Chicken Farm
Vor wenigen Tagen ist Dusty Hill der Bassist der legendären Rockgruppe ZZ-Top überraschend verstorben. Einer ihrer populärsten Hits trägt den Namen »La Grange«. Ich wusste bis vor Kurzem nicht was »La Grange« bedeutet. Es handelt sich, so weiß ich es heute, um einen kleinen Ort in Texas, etwa in der Mitte zwischen Austin und Houston.
Obwohl es sich bei La Grange um ein Nest mit nicht einmal fünftausend Einwohnern handelt, erreichte es nicht nur durch den Hit von ZZ-Top Berühmtheit, sondern auch durch das Musical und den Film »The Best Little Whorehouse in Texas«, verfilmt mit Dolly Parton (no-na, Dolly Parton! Wir werden gleich erraten wieso ich »no-na« sage) und Burt Reynolds.
Sie vermuten es wahrscheinlich schon, die Chicken Ranch war keine Ranch im herkömmlichen Sinn, sondern schlicht und einfach ein Bordell. Gegründet wurde es in der Zeit vor dem ersten Weltkrieg von einer Dame namens Jessie Williams. Zur Tarnung des illegalen Bordells züchtete man zu Beginn Hühner; das ist die eine Geschichte der Namensgebung des Etablissements. Die andere stammt aus der Zeit der großen Rezension in den 30er Jahren des vorigen Jahrhunderts; da bezahlten viele Kunden mangels Bargeldes mit Hühnern. Es wird mir jetzt niemand von meinen geschätzten FederLeserinnen und -Lesern glauben, aber ich kenn‘ mich da wirklich nicht gut aus, ich denke jedoch, dass ich heutzutage, wenn ich in einem Laufhaus für ein – wie sagt man da? – Fullservice mit Hühnern, seien sie lebend oder in gebratenem Zustand, bezahlen wollte, ich würde sicherlich hochkantig hinausfliegen und schlimmstenfalls noch von einem Kraftprotz eine ordentliche Tracht Prügel als Draufgabe bekommen. Aber damals, in diesen schwierigen Zeiten war das anscheinend möglich.
_ _ _ _ _
## Deine Aufgabe
Gib den Textauszug über La Grange und die Chicken Ranch vollständig und ohne jede Änderung aus.

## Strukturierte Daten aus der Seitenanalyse
_ _ _ _ _
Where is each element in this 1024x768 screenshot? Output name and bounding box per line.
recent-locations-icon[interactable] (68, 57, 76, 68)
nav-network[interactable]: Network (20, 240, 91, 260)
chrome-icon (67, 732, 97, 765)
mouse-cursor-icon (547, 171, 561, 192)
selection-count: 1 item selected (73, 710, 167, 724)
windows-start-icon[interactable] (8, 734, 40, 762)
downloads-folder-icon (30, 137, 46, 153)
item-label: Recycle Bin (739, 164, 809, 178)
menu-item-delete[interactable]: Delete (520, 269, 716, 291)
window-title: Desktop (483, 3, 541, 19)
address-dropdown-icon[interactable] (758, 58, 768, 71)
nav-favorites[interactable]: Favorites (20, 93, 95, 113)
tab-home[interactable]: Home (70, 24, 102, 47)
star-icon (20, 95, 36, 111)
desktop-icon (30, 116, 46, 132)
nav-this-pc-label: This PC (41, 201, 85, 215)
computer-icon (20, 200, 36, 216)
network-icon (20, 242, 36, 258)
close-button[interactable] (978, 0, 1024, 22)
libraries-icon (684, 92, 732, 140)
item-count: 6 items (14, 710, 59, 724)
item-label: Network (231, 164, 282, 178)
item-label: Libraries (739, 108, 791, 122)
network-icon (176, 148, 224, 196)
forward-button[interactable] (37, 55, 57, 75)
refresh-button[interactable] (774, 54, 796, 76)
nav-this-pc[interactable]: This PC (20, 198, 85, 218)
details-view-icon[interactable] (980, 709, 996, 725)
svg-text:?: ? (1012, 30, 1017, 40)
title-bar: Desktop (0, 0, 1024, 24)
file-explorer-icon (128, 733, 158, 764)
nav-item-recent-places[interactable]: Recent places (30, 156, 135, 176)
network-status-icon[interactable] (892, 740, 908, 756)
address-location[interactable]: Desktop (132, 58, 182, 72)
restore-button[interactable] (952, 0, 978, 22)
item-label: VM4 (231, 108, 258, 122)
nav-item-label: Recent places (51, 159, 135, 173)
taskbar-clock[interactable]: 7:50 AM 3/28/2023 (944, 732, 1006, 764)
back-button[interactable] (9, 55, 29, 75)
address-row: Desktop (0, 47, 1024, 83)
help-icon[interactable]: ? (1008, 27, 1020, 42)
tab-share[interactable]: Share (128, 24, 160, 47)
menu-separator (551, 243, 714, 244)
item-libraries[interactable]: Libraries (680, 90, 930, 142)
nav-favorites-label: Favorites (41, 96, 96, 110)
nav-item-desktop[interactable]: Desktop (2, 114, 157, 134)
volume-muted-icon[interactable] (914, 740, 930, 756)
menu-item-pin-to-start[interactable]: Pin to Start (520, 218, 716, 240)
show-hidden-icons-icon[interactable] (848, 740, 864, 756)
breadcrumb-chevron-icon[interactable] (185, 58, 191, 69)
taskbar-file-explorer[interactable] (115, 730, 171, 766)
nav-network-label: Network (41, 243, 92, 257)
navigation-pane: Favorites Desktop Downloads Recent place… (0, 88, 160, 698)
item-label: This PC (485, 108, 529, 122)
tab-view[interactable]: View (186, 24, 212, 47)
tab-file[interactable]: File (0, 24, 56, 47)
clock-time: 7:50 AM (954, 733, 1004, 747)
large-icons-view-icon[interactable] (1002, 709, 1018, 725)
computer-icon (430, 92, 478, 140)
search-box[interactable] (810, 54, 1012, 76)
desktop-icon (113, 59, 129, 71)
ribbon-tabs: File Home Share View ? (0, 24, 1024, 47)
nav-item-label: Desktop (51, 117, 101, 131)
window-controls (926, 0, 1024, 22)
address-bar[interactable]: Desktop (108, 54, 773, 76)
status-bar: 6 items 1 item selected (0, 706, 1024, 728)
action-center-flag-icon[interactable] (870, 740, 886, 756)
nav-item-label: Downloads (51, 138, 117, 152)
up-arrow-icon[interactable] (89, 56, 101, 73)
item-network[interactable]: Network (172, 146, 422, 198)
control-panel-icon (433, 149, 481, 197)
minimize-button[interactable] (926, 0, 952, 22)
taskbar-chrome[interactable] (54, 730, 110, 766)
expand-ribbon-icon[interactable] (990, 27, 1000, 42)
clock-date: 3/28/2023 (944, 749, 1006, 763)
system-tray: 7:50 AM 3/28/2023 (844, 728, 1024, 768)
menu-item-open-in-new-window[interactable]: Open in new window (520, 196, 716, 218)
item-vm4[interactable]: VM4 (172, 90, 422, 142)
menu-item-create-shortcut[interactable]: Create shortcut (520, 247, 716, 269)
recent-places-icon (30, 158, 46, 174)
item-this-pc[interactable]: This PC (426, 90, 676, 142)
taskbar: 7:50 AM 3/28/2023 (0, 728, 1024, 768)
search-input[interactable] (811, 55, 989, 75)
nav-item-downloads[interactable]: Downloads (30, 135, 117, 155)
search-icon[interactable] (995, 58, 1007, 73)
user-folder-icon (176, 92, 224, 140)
_ _ _ _ _
## Lösung unten
Chicken Farm
Vor wenigen Tagen ist Dusty Hill der Bassist der legendären Rockgruppe ZZ-Top überraschend verstorben. Einer ihrer populärsten Hits trägt den Namen »La Grange«. Ich wusste bis vor Kurzem nicht was »La Grange« bedeutet. Es handelt sich, so weiß ich es heute, um einen kleinen Ort in Texas, etwa in der Mitte zwischen Austin und Houston.
Obwohl es sich bei La Grange um ein Nest mit nicht einmal fünftausend Einwohnern handelt, erreichte es nicht nur durch den Hit von ZZ-Top Berühmtheit, sondern auch durch das Musical und den Film »The Best Little Whorehouse in Texas«, verfilmt mit Dolly Parton (no-na, Dolly Parton! Wir werden gleich erraten wieso ich »no-na« sage) und Burt Reynolds.
Sie vermuten es wahrscheinlich schon, die Chicken Ranch war keine Ranch im herkömmlichen Sinn, sondern schlicht und einfach ein Bordell. Gegründet wurde es in der Zeit vor dem ersten Weltkrieg von einer Dame namens Jessie Williams. Zur Tarnung des illegalen Bordells züchtete man zu Beginn Hühner; das ist die eine Geschichte der Namensgebung des Etablissements. Die andere stammt aus der Zeit der großen Rezension in den 30er Jahren des vorigen Jahrhunderts; da bezahlten viele Kunden mangels Bargeldes mit Hühnern. Es wird mir jetzt niemand von meinen geschätzten FederLeserinnen und -Lesern glauben, aber ich kenn‘ mich da wirklich nicht gut aus, ich denke jedoch, dass ich heutzutage, wenn ich in einem Laufhaus für ein – wie sagt man da? – Fullservice mit Hühnern, seien sie lebend oder in gebratenem Zustand, bezahlen wollte, ich würde sicherlich hochkantig hinausfliegen und schlimmstenfalls noch von einem Kraftprotz eine ordentliche Tracht Prügel als Draufgabe bekommen. Aber damals, in diesen schwierigen Zeiten war das anscheinend möglich.